Given problem:
In the data, extract each line that holds the string "Control".

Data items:
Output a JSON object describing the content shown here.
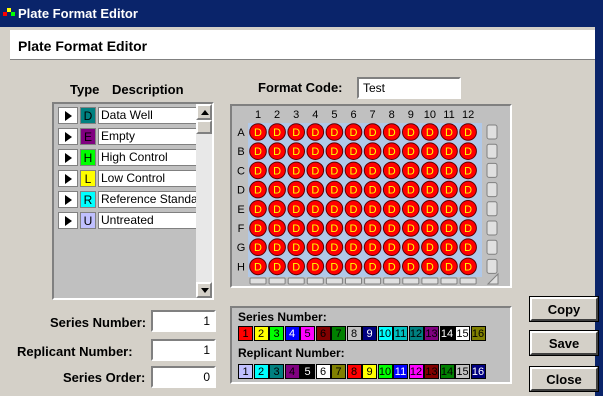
{
  "window": {
    "title": "Plate Format Editor",
    "header": "Plate Format Editor"
  },
  "type_list": {
    "type_header": "Type",
    "desc_header": "Description",
    "items": [
      {
        "code": "D",
        "color": "#008080",
        "label": "Data Well"
      },
      {
        "code": "E",
        "color": "#800080",
        "label": "Empty"
      },
      {
        "code": "H",
        "color": "#00ff00",
        "label": "High Control"
      },
      {
        "code": "L",
        "color": "#ffff00",
        "label": "Low Control"
      },
      {
        "code": "R",
        "color": "#00ffff",
        "label": "Reference Standar"
      },
      {
        "code": "U",
        "color": "#c0c0ff",
        "label": "Untreated"
      }
    ]
  },
  "format_code": {
    "label": "Format Code:",
    "value": "Test"
  },
  "plate": {
    "columns": [
      "1",
      "2",
      "3",
      "4",
      "5",
      "6",
      "7",
      "8",
      "9",
      "10",
      "11",
      "12"
    ],
    "rows": [
      "A",
      "B",
      "C",
      "D",
      "E",
      "F",
      "G",
      "H"
    ],
    "well_code": "D",
    "well_color": "#ff0000",
    "background": "#b0c8e8"
  },
  "fields": {
    "series_number": {
      "label": "Series Number:",
      "value": "1"
    },
    "replicant_number": {
      "label": "Replicant Number:",
      "value": "1"
    },
    "series_order": {
      "label": "Series Order:",
      "value": "0"
    }
  },
  "legend": {
    "series_label": "Series Number:",
    "replicant_label": "Replicant Number:",
    "series": [
      {
        "n": "1",
        "bg": "#ff0000",
        "fg": "#000000"
      },
      {
        "n": "2",
        "bg": "#ffff00",
        "fg": "#000000"
      },
      {
        "n": "3",
        "bg": "#00ff00",
        "fg": "#000000"
      },
      {
        "n": "4",
        "bg": "#0000ff",
        "fg": "#ffffff"
      },
      {
        "n": "5",
        "bg": "#ff00ff",
        "fg": "#000000"
      },
      {
        "n": "6",
        "bg": "#800000",
        "fg": "#000000"
      },
      {
        "n": "7",
        "bg": "#008000",
        "fg": "#000000"
      },
      {
        "n": "8",
        "bg": "#c0c0c0",
        "fg": "#000000"
      },
      {
        "n": "9",
        "bg": "#000080",
        "fg": "#ffffff"
      },
      {
        "n": "10",
        "bg": "#00ffff",
        "fg": "#000000"
      },
      {
        "n": "11",
        "bg": "#00c0c0",
        "fg": "#000000"
      },
      {
        "n": "12",
        "bg": "#008080",
        "fg": "#000000"
      },
      {
        "n": "13",
        "bg": "#800080",
        "fg": "#000000"
      },
      {
        "n": "14",
        "bg": "#000000",
        "fg": "#ffffff"
      },
      {
        "n": "15",
        "bg": "#ffffff",
        "fg": "#000000"
      },
      {
        "n": "16",
        "bg": "#808000",
        "fg": "#000000"
      }
    ],
    "replicant": [
      {
        "n": "1",
        "bg": "#c0c0ff",
        "fg": "#000000"
      },
      {
        "n": "2",
        "bg": "#00ffff",
        "fg": "#000000"
      },
      {
        "n": "3",
        "bg": "#008080",
        "fg": "#000000"
      },
      {
        "n": "4",
        "bg": "#800080",
        "fg": "#000000"
      },
      {
        "n": "5",
        "bg": "#000000",
        "fg": "#ffffff"
      },
      {
        "n": "6",
        "bg": "#ffffff",
        "fg": "#000000"
      },
      {
        "n": "7",
        "bg": "#808000",
        "fg": "#000000"
      },
      {
        "n": "8",
        "bg": "#ff0000",
        "fg": "#000000"
      },
      {
        "n": "9",
        "bg": "#ffff00",
        "fg": "#000000"
      },
      {
        "n": "10",
        "bg": "#00ff00",
        "fg": "#000000"
      },
      {
        "n": "11",
        "bg": "#0000ff",
        "fg": "#ffffff"
      },
      {
        "n": "12",
        "bg": "#ff00ff",
        "fg": "#000000"
      },
      {
        "n": "13",
        "bg": "#800000",
        "fg": "#000000"
      },
      {
        "n": "14",
        "bg": "#008000",
        "fg": "#000000"
      },
      {
        "n": "15",
        "bg": "#c0c0c0",
        "fg": "#000000"
      },
      {
        "n": "16",
        "bg": "#000080",
        "fg": "#ffffff"
      }
    ]
  },
  "buttons": {
    "copy": "Copy",
    "save": "Save",
    "close": "Close"
  }
}
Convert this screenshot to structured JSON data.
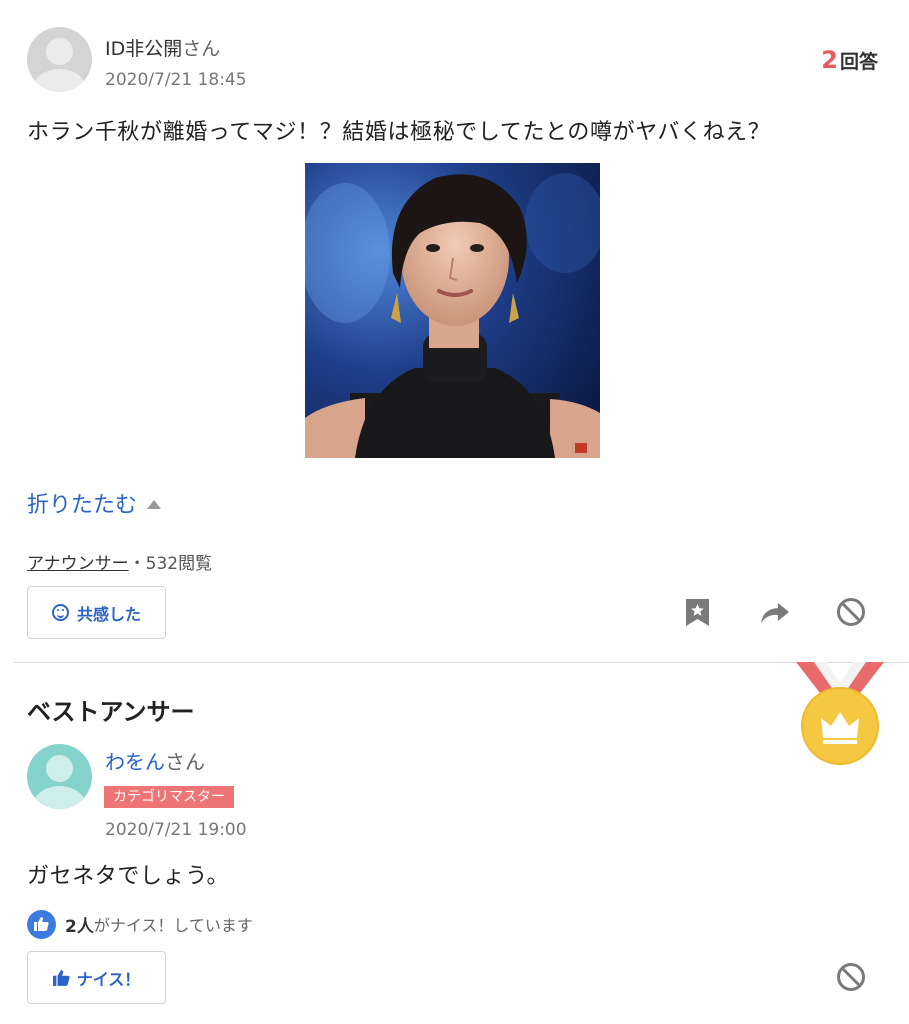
{
  "question": {
    "asker_name": "ID非公開",
    "asker_suffix": "さん",
    "date": "2020/7/21 18:45",
    "answer_count_num": "2",
    "answer_count_label": "回答",
    "text": "ホラン千秋が離婚ってマジ！？結婚は極秘でしてたとの噂がヤバくねえ？",
    "collapse_label": "折りたたむ",
    "category": "アナウンサー",
    "views": "・532閲覧",
    "sympathy_button": "共感した",
    "icons": [
      "bookmark-icon",
      "share-icon",
      "block-icon"
    ]
  },
  "best_answer": {
    "heading": "ベストアンサー",
    "answerer_name": "わをん",
    "answerer_suffix": "さん",
    "badge": "カテゴリマスター",
    "date": "2020/7/21 19:00",
    "text": "ガセネタでしょう。",
    "nice_count": "2人",
    "nice_suffix": "がナイス！しています",
    "nice_button": "ナイス！",
    "icons": [
      "medal-crown-icon",
      "thumbs-up-icon",
      "block-icon"
    ]
  },
  "colors": {
    "link_blue": "#2d63c8",
    "count_red": "#e55a5a",
    "badge_red": "#ee7575",
    "medal_gold": "#f5c842",
    "ribbon_red": "#e86a6a"
  }
}
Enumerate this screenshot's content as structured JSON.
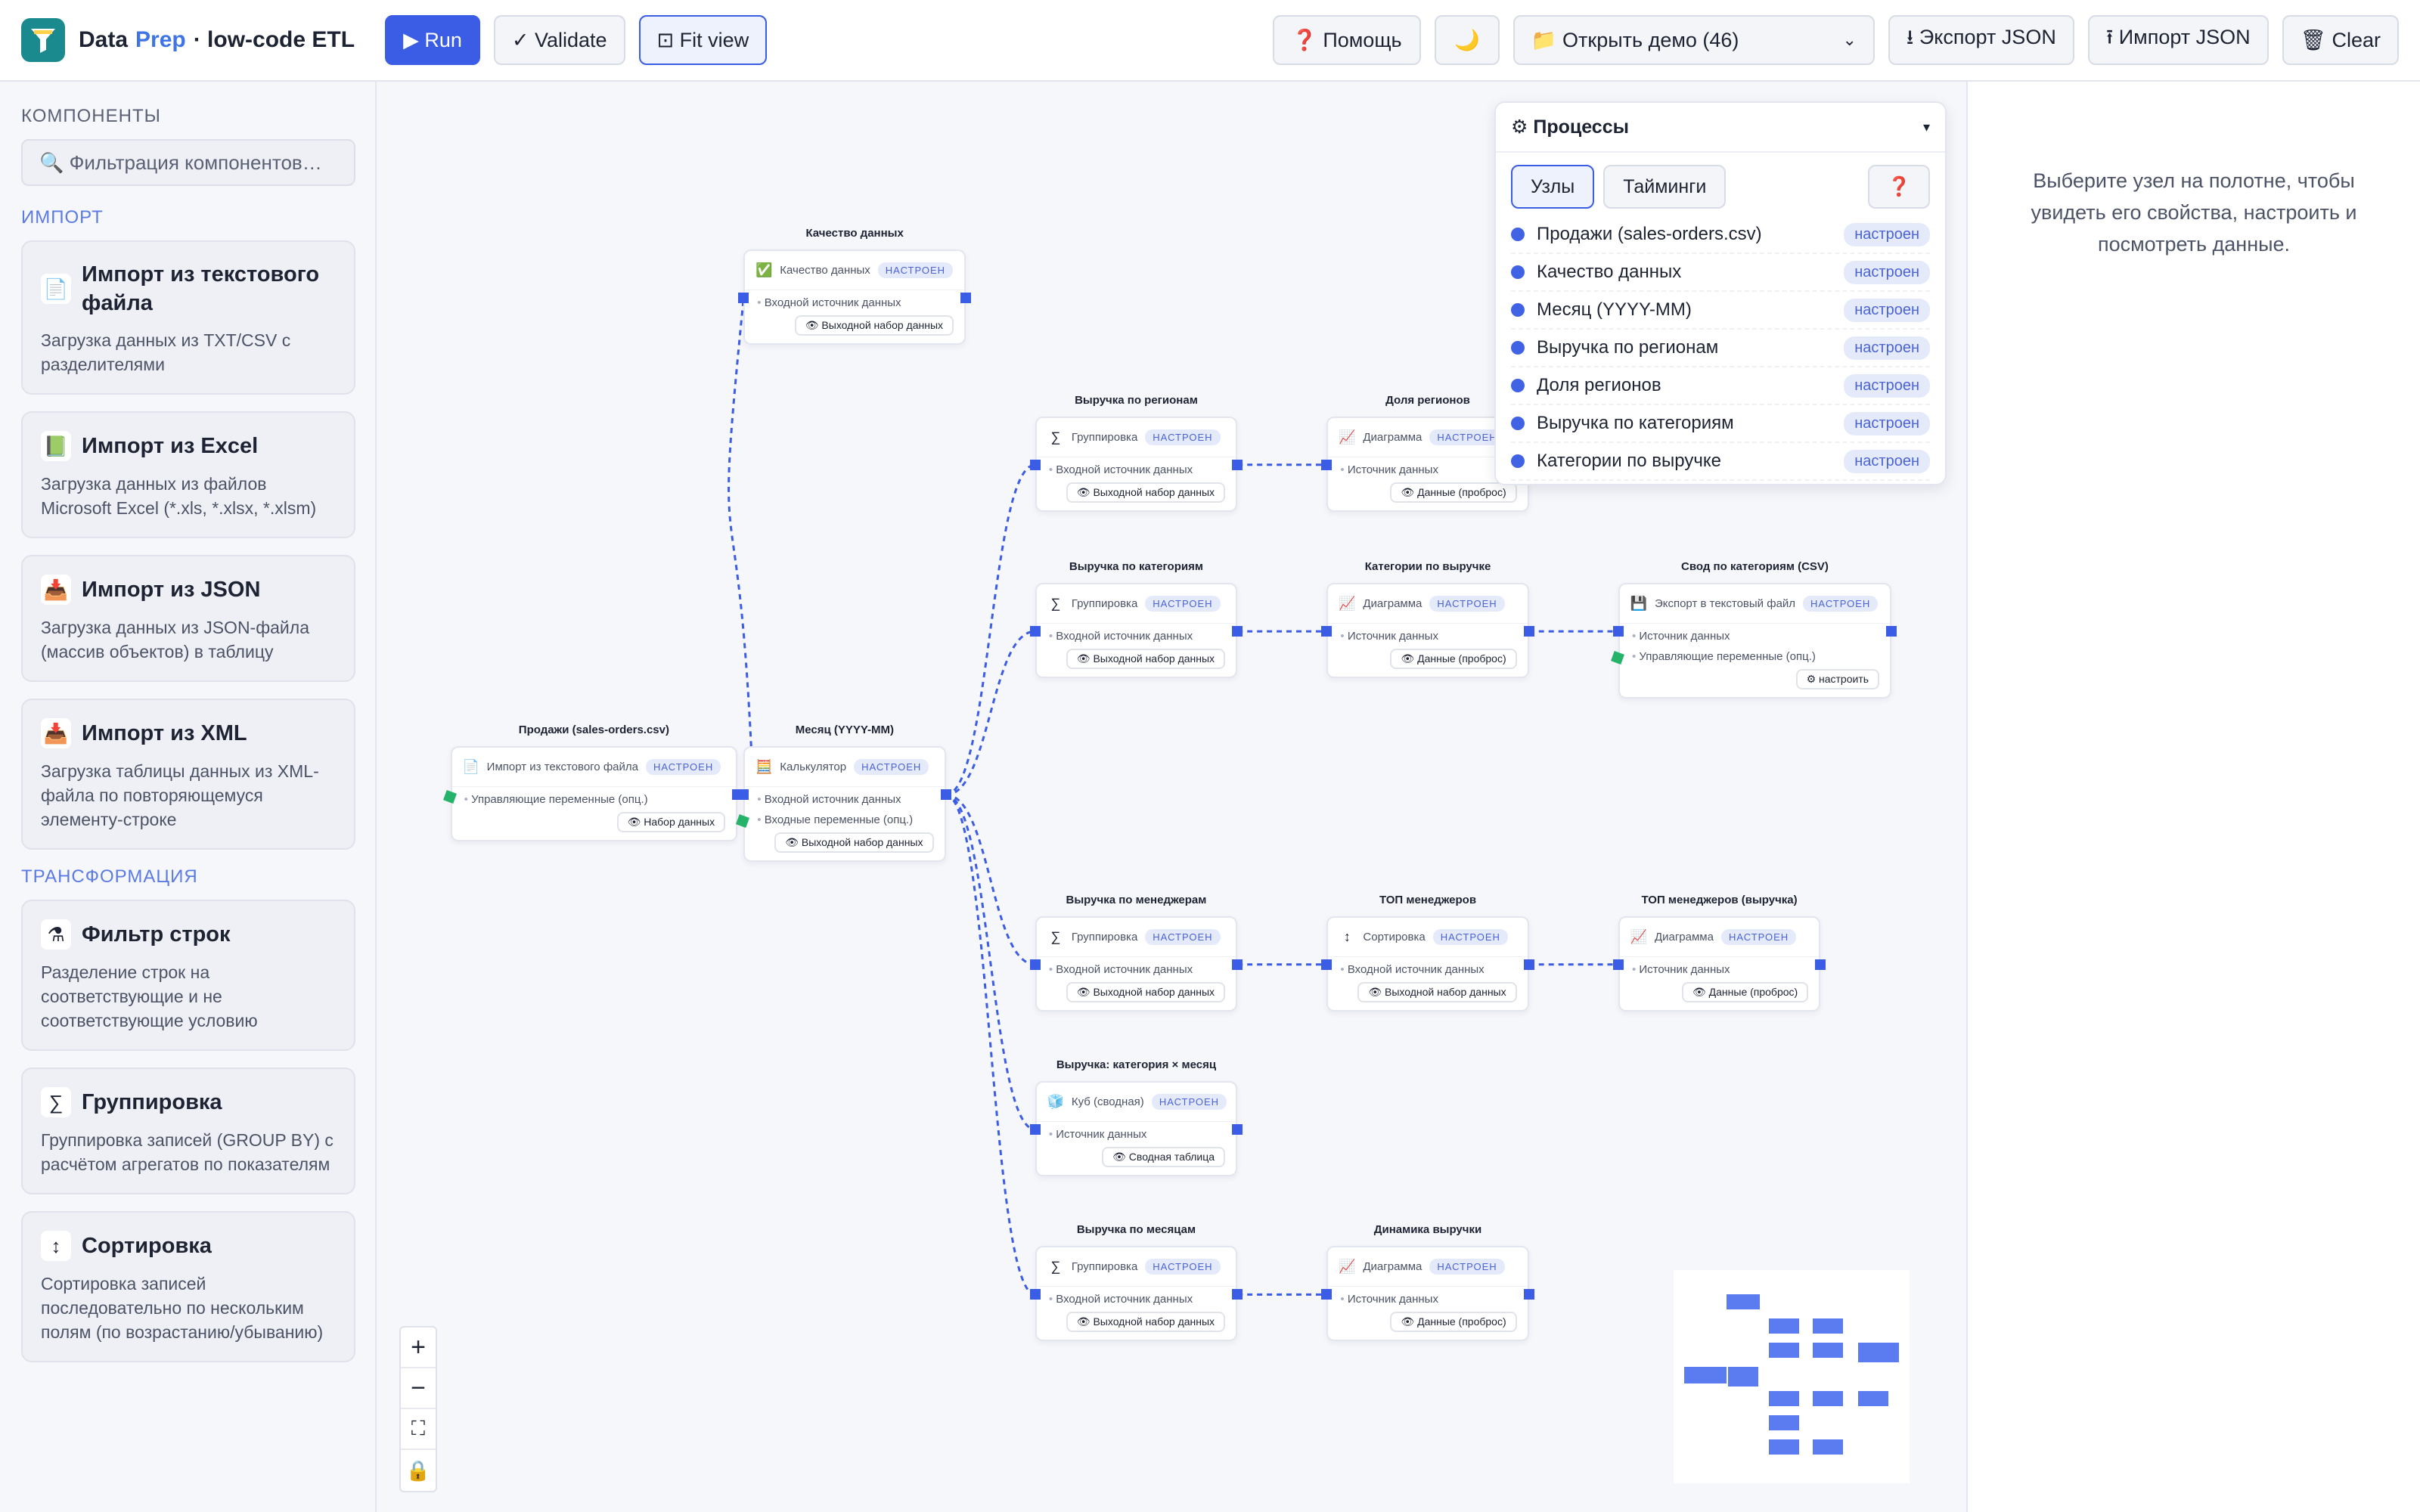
{
  "header": {
    "brand_1": "Data",
    "brand_2": "Prep",
    "brand_3": "· low-code ETL",
    "run": "▶ Run",
    "validate": "✓ Validate",
    "fit": "⊡ Fit view",
    "help": "❓ Помощь",
    "theme": "🌙",
    "demo": "📁 Открыть демо (46)",
    "export": "⭳ Экспорт JSON",
    "import": "⭱ Импорт JSON",
    "clear": "🗑 Clear"
  },
  "sidebar": {
    "title": "КОМПОНЕНТЫ",
    "filter_placeholder": "🔍 Фильтрация компонентов…",
    "sections": [
      {
        "title": "ИМПОРТ",
        "items": [
          {
            "icon": "📄",
            "title": "Импорт из текстового файла",
            "desc": "Загрузка данных из TXT/CSV с разделителями"
          },
          {
            "icon": "📗",
            "title": "Импорт из Excel",
            "desc": "Загрузка данных из файлов Microsoft Excel (*.xls, *.xlsx, *.xlsm)"
          },
          {
            "icon": "📥",
            "title": "Импорт из JSON",
            "desc": "Загрузка данных из JSON-файла (массив объектов) в таблицу"
          },
          {
            "icon": "📥",
            "title": "Импорт из XML",
            "desc": "Загрузка таблицы данных из XML-файла по повторяющемуся элементу-строке"
          }
        ]
      },
      {
        "title": "ТРАНСФОРМАЦИЯ",
        "items": [
          {
            "icon": "⚗",
            "title": "Фильтр строк",
            "desc": "Разделение строк на соответствующие и не соответствующие условию"
          },
          {
            "icon": "∑",
            "title": "Группировка",
            "desc": "Группировка записей (GROUP BY) с расчётом агрегатов по показателям"
          },
          {
            "icon": "↕",
            "title": "Сортировка",
            "desc": "Сортировка записей последовательно по нескольким полям (по возрастанию/убыванию)"
          }
        ]
      }
    ]
  },
  "canvas": {
    "badge": "НАСТРОЕН",
    "nodes": [
      {
        "label": "Качество данных",
        "icon": "✅",
        "type": "Качество данных",
        "rows": [
          "Входной источник данных"
        ],
        "out": "👁 Выходной набор данных"
      },
      {
        "label": "Продажи (sales-orders.csv)",
        "icon": "📄",
        "type": "Импорт из текстового файла",
        "rows": [
          "Управляющие переменные (опц.)"
        ],
        "out": "👁 Набор данных"
      },
      {
        "label": "Месяц (YYYY-MM)",
        "icon": "🧮",
        "type": "Калькулятор",
        "rows": [
          "Входной источник данных",
          "Входные переменные (опц.)"
        ],
        "out": "👁 Выходной набор данных"
      },
      {
        "label": "Выручка по регионам",
        "icon": "∑",
        "type": "Группировка",
        "rows": [
          "Входной источник данных"
        ],
        "out": "👁 Выходной набор данных"
      },
      {
        "label": "Доля регионов",
        "icon": "📈",
        "type": "Диаграмма",
        "rows": [
          "Источник данных"
        ],
        "out": "👁 Данные (проброс)"
      },
      {
        "label": "Выручка по категориям",
        "icon": "∑",
        "type": "Группировка",
        "rows": [
          "Входной источник данных"
        ],
        "out": "👁 Выходной набор данных"
      },
      {
        "label": "Категории по выручке",
        "icon": "📈",
        "type": "Диаграмма",
        "rows": [
          "Источник данных"
        ],
        "out": "👁 Данные (проброс)"
      },
      {
        "label": "Свод по категориям (CSV)",
        "icon": "💾",
        "type": "Экспорт в текстовый файл",
        "rows": [
          "Источник данных",
          "Управляющие переменные (опц.)"
        ],
        "out": "⚙ настроить"
      },
      {
        "label": "Выручка по менеджерам",
        "icon": "∑",
        "type": "Группировка",
        "rows": [
          "Входной источник данных"
        ],
        "out": "👁 Выходной набор данных"
      },
      {
        "label": "ТОП менеджеров",
        "icon": "↕",
        "type": "Сортировка",
        "rows": [
          "Входной источник данных"
        ],
        "out": "👁 Выходной набор данных"
      },
      {
        "label": "ТОП менеджеров (выручка)",
        "icon": "📈",
        "type": "Диаграмма",
        "rows": [
          "Источник данных"
        ],
        "out": "👁 Данные (проброс)"
      },
      {
        "label": "Выручка: категория × месяц",
        "icon": "🧊",
        "type": "Куб (сводная)",
        "rows": [
          "Источник данных"
        ],
        "out": "👁 Сводная таблица"
      },
      {
        "label": "Выручка по месяцам",
        "icon": "∑",
        "type": "Группировка",
        "rows": [
          "Входной источник данных"
        ],
        "out": "👁 Выходной набор данных"
      },
      {
        "label": "Динамика выручки",
        "icon": "📈",
        "type": "Диаграмма",
        "rows": [
          "Источник данных"
        ],
        "out": "👁 Данные (проброс)"
      }
    ],
    "zoom": [
      "+",
      "−",
      "⛶",
      "🔒"
    ]
  },
  "processes": {
    "title": "⚙ Процессы",
    "toggle": "▾",
    "tabs": [
      "Узлы",
      "Тайминги"
    ],
    "help": "❓",
    "status": "настроен",
    "items": [
      "Продажи (sales-orders.csv)",
      "Качество данных",
      "Месяц (YYYY-MM)",
      "Выручка по регионам",
      "Доля регионов",
      "Выручка по категориям",
      "Категории по выручке"
    ]
  },
  "properties": {
    "empty": "Выберите узел на полотне, чтобы увидеть его свойства, настроить и посмотреть данные."
  },
  "colors": {
    "accent": "#3b5ce4",
    "brand": "#1b8a8f",
    "port_in": "#25b36a",
    "edge": "#3b5ce4"
  }
}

Correct response:
        "label": "High Control"
        "label": "Low Control"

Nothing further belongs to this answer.